Entries shown
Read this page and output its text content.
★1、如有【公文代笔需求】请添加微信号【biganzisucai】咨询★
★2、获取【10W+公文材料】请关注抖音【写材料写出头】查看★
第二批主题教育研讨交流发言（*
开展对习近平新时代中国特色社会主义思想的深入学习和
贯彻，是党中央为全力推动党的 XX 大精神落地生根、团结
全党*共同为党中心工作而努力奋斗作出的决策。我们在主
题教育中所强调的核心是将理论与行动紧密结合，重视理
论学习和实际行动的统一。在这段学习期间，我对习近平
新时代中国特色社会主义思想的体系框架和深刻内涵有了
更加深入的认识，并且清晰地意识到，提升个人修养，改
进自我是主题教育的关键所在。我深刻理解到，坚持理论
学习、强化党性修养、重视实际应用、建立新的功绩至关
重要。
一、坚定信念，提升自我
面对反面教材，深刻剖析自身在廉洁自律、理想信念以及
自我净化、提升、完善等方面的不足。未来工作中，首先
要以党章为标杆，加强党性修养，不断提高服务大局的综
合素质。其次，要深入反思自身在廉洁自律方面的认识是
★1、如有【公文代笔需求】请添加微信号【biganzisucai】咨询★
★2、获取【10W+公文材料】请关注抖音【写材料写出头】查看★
...
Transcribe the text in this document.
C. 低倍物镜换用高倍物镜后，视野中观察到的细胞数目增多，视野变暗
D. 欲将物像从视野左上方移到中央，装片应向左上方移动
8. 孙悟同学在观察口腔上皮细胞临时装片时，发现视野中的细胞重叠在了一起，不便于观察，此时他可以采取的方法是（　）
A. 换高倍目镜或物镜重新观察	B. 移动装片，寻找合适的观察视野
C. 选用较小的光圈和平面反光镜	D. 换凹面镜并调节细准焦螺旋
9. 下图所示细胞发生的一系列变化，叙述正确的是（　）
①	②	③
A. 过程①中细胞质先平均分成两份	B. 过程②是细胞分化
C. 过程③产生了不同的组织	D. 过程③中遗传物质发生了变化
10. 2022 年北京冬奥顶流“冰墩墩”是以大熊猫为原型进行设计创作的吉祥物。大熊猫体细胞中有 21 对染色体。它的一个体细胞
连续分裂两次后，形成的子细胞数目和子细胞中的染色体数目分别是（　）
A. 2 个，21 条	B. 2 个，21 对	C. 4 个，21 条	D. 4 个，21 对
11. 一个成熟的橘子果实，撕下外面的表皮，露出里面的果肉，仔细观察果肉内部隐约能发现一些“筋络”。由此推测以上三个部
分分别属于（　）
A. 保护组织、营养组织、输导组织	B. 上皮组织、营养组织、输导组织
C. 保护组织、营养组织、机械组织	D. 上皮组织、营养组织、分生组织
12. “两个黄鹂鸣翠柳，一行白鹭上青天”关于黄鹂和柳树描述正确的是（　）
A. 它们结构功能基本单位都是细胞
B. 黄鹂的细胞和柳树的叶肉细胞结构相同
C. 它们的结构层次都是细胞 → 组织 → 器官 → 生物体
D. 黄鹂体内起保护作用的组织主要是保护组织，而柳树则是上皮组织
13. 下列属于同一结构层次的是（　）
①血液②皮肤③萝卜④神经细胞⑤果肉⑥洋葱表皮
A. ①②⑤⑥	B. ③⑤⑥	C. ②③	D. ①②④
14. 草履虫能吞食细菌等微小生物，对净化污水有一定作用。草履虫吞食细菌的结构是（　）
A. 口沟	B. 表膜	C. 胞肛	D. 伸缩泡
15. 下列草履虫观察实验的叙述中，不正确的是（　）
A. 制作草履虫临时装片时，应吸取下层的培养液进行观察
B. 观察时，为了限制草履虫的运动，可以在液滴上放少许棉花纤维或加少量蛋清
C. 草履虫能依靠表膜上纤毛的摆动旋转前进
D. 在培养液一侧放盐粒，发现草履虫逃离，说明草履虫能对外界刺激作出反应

What is needed
Reproduce each line holding the word "text".

Reply
Read this page and output its text content.
Transcribe the text in this document.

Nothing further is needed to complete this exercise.